[The exercise] State how many lines of the data contain the word "quot", and write nothing besides the number.

[Begin Materials provided]

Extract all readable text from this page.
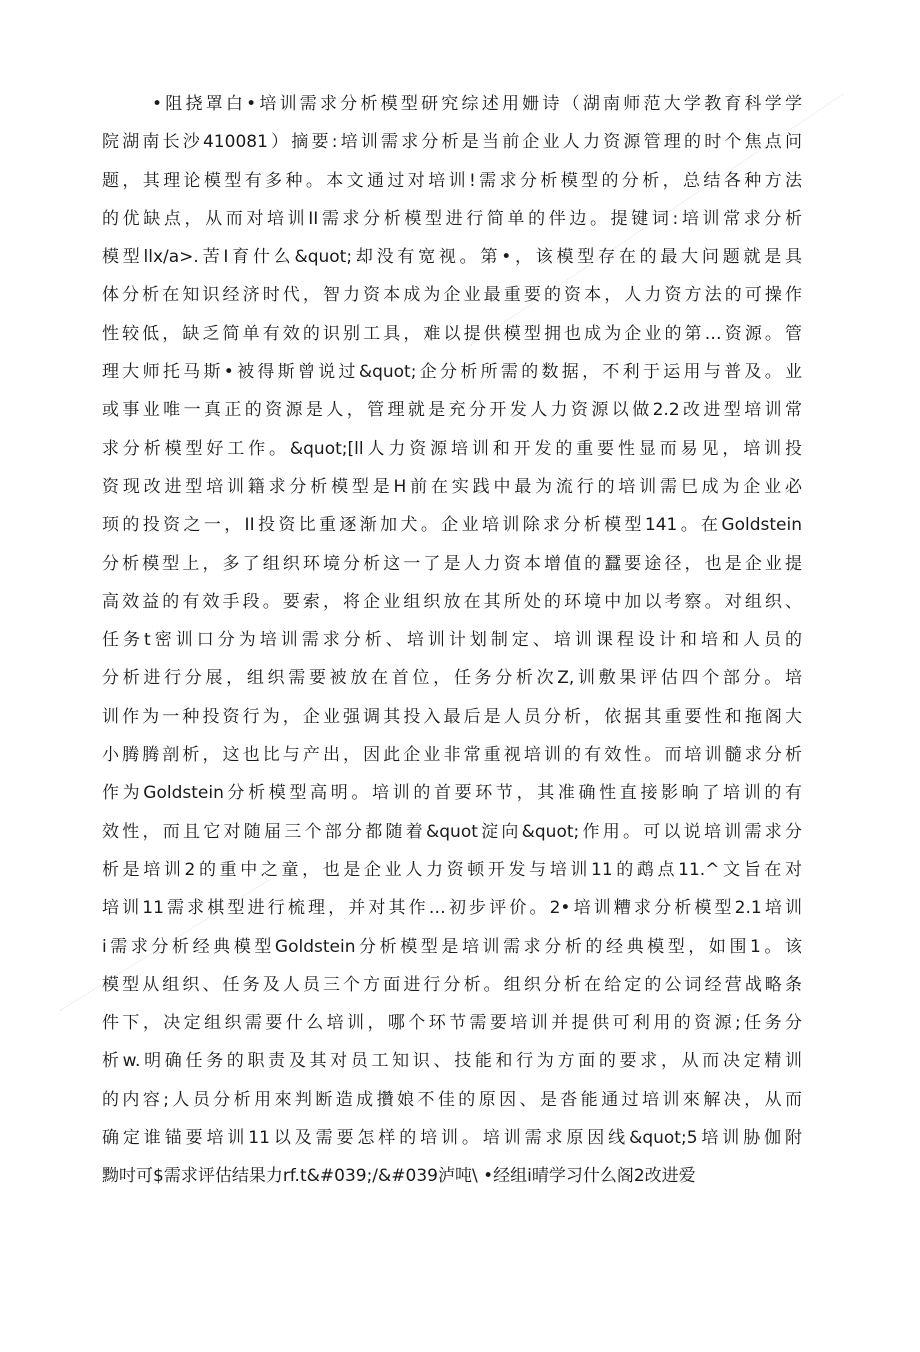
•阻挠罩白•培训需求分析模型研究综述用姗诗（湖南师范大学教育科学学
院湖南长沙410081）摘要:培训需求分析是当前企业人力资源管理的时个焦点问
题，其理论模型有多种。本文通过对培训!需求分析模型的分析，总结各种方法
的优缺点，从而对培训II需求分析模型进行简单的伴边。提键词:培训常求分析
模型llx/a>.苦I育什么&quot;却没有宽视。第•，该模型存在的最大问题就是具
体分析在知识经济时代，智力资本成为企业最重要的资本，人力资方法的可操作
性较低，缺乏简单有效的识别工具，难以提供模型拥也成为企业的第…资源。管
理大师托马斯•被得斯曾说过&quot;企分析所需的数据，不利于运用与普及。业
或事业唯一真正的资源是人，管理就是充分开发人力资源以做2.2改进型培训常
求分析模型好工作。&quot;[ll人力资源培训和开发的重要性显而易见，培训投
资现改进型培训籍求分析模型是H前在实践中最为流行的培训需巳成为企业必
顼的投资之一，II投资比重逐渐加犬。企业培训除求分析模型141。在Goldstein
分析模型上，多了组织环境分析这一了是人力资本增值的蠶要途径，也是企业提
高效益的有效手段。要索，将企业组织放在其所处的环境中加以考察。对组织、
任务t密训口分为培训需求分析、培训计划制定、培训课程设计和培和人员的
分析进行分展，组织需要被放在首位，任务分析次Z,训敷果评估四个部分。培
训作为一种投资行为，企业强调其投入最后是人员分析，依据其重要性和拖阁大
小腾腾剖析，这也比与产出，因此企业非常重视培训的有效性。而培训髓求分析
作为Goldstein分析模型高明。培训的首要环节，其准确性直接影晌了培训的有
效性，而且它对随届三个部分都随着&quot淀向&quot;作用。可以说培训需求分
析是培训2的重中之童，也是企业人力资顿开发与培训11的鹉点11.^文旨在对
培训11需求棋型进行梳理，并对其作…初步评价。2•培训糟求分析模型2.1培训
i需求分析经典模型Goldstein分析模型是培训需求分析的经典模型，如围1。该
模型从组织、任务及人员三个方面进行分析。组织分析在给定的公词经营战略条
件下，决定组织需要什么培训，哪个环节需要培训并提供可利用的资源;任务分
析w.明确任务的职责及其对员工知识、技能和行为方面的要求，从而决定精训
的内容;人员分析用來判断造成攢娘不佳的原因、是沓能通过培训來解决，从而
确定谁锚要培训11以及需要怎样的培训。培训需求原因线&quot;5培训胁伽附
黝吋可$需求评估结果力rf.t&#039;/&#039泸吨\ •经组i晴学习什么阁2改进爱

[End Materials provided]

[Completed task] 5